** start of SUPPLIED ENTRIES **

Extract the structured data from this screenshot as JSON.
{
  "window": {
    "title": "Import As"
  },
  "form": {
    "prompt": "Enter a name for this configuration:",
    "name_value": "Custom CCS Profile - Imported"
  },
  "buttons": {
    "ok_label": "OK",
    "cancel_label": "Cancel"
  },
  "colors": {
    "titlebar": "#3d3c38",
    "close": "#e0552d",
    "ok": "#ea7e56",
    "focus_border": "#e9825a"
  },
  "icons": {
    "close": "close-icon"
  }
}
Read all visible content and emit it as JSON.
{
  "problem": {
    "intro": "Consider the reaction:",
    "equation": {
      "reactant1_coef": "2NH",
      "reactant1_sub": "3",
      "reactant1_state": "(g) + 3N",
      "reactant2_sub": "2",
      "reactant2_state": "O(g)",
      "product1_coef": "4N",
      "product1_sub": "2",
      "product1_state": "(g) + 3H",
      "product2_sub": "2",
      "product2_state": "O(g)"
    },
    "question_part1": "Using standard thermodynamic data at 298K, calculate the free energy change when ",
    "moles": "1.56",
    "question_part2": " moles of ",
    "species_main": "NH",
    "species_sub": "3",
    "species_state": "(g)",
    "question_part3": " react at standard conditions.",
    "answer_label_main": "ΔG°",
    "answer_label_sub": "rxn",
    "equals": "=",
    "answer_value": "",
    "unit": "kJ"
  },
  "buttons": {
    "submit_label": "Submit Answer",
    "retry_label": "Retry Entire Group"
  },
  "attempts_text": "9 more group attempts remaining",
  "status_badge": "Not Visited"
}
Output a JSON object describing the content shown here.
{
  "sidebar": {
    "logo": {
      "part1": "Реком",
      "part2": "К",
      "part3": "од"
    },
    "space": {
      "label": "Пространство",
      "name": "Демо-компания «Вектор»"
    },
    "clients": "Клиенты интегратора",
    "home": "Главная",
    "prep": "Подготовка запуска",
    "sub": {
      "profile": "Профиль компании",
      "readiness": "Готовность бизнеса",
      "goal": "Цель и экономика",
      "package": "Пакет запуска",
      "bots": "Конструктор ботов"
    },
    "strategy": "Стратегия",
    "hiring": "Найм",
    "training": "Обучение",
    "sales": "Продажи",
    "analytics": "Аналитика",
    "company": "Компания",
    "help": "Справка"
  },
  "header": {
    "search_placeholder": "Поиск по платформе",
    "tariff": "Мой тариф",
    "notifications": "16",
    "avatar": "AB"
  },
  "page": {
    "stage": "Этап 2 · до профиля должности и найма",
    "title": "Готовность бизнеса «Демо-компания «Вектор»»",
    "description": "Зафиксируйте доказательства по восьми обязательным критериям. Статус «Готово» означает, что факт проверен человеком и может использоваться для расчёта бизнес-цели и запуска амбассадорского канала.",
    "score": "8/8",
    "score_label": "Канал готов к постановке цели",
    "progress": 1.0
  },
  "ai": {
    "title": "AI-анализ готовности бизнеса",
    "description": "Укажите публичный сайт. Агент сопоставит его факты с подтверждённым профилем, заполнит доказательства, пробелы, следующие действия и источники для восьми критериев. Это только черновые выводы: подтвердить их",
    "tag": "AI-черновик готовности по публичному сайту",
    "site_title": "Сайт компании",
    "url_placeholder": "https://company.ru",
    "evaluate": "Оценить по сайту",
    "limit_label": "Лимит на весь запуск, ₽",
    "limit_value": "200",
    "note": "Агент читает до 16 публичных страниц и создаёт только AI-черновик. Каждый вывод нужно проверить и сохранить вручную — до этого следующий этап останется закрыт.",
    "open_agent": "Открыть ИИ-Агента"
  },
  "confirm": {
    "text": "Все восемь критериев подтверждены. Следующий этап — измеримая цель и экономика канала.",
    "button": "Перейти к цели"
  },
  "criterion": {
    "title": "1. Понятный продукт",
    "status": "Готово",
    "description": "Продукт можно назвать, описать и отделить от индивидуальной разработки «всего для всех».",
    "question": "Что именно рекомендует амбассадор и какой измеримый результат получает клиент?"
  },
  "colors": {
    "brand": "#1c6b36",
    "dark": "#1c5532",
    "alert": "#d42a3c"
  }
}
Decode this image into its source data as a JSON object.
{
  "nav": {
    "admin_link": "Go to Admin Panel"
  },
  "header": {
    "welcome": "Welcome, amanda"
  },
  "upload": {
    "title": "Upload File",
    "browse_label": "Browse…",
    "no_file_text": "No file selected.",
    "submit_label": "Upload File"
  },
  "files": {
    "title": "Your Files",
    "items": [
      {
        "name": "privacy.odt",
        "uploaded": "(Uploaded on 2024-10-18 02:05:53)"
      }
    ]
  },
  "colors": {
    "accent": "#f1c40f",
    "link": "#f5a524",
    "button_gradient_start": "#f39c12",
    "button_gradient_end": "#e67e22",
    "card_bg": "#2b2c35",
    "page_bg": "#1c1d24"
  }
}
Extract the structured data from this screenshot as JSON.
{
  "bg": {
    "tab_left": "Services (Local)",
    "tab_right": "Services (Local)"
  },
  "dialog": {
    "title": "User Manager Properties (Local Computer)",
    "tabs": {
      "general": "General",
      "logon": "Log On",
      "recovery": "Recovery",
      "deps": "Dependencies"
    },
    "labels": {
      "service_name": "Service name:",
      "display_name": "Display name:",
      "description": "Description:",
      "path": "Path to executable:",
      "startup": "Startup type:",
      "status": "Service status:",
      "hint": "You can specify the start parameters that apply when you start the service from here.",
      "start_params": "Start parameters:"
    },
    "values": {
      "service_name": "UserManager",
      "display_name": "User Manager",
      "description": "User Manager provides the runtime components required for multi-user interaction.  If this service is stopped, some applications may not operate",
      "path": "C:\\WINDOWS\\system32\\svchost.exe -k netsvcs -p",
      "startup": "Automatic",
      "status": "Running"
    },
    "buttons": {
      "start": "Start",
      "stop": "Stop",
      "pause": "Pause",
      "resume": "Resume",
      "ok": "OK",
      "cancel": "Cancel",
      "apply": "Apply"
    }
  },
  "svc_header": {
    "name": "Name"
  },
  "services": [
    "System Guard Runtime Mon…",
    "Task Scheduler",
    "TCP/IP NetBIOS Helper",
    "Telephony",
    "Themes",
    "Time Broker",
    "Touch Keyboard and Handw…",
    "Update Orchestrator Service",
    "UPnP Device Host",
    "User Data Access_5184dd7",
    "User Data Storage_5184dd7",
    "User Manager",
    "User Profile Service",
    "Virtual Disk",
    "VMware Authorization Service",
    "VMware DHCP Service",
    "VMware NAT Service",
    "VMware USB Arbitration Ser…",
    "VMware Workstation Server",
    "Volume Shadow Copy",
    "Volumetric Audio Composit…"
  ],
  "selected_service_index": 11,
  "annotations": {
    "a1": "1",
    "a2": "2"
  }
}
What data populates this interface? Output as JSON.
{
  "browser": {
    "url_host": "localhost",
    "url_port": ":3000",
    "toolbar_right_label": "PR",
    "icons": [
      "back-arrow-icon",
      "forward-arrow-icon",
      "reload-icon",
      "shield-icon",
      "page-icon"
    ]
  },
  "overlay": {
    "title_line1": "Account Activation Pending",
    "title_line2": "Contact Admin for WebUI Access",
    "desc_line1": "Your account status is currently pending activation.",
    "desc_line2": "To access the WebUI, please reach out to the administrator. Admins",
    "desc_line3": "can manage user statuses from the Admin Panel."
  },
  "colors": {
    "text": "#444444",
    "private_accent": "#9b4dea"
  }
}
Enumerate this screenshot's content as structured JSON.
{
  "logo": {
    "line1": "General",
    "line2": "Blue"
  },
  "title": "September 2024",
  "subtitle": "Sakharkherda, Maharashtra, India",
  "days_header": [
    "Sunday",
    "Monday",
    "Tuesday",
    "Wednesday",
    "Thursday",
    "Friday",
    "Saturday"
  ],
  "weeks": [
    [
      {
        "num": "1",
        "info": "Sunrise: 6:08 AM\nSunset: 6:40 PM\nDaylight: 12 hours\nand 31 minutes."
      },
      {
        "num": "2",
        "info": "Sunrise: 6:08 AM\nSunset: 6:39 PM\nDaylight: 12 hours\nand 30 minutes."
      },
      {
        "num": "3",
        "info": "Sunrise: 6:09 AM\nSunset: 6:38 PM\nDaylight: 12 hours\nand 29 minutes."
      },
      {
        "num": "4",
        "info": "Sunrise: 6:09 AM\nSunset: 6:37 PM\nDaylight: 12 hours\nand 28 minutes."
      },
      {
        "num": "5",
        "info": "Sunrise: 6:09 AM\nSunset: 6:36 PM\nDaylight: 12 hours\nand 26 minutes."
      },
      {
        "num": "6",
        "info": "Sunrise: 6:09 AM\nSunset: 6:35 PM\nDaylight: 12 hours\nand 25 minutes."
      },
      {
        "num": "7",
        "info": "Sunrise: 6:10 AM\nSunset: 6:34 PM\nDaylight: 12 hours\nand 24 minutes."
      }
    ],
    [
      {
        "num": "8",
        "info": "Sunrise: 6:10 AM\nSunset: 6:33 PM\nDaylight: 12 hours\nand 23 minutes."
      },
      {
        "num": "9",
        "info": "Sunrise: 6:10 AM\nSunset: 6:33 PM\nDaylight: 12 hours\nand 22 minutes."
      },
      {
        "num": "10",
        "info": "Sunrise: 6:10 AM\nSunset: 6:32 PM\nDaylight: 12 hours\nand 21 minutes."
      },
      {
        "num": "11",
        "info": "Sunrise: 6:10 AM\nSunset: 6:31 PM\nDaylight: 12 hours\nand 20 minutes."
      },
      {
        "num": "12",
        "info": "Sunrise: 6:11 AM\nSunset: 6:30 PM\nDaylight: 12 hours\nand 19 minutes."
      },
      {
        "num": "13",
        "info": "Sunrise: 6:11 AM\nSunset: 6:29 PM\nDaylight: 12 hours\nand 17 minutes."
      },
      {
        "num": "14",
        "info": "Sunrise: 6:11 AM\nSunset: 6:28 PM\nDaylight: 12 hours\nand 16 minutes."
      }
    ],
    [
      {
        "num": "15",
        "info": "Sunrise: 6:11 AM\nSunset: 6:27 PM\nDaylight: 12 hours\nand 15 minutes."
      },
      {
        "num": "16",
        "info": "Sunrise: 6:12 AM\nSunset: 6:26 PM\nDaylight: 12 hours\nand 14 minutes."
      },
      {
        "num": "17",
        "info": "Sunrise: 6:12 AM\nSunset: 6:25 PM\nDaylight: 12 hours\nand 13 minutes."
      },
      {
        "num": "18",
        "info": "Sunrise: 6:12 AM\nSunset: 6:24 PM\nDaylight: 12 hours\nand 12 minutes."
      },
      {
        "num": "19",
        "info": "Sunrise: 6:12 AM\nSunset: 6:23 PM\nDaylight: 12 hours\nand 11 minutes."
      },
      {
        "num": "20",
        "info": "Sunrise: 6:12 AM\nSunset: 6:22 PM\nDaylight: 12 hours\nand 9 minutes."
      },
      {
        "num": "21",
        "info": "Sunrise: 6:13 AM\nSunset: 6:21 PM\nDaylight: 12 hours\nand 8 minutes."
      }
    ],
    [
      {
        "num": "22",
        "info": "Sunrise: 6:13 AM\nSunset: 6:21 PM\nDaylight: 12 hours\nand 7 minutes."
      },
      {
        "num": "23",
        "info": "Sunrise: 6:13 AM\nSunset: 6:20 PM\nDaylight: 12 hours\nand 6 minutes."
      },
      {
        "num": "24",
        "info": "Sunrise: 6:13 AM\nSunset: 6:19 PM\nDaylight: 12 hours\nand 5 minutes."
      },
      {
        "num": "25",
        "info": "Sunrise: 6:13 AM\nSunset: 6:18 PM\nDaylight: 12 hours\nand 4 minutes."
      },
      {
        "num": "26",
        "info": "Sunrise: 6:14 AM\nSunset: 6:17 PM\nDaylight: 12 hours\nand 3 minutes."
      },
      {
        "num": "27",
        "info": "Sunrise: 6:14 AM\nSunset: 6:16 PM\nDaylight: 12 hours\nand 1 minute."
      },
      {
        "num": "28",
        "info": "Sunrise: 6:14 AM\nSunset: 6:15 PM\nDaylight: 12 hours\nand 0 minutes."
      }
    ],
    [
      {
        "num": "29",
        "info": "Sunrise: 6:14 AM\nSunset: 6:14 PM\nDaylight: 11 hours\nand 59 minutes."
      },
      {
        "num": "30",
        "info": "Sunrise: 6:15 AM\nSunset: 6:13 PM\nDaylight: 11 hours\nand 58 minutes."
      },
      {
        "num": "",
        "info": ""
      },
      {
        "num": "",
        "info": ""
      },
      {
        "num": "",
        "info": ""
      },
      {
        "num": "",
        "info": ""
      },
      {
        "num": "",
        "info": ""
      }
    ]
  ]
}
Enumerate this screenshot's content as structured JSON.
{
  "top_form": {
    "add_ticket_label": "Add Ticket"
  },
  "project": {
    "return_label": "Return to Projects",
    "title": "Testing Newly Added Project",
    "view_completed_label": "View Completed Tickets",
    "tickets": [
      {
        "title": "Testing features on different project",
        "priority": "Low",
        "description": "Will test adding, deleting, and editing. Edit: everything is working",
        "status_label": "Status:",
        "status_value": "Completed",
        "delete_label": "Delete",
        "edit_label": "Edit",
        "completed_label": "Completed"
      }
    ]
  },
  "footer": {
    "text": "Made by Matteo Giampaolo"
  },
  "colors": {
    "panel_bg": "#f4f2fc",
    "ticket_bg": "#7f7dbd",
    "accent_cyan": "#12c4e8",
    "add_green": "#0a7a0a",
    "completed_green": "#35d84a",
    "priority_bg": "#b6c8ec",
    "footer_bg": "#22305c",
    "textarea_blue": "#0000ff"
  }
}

** end of SUPPLIED ENTRIES **

JOB
Search the lines for "startup". Copy each line that has it.

SOLUTION TO THIS PROBLEM
      "startup": "Startup type:",
      "startup": "Automatic",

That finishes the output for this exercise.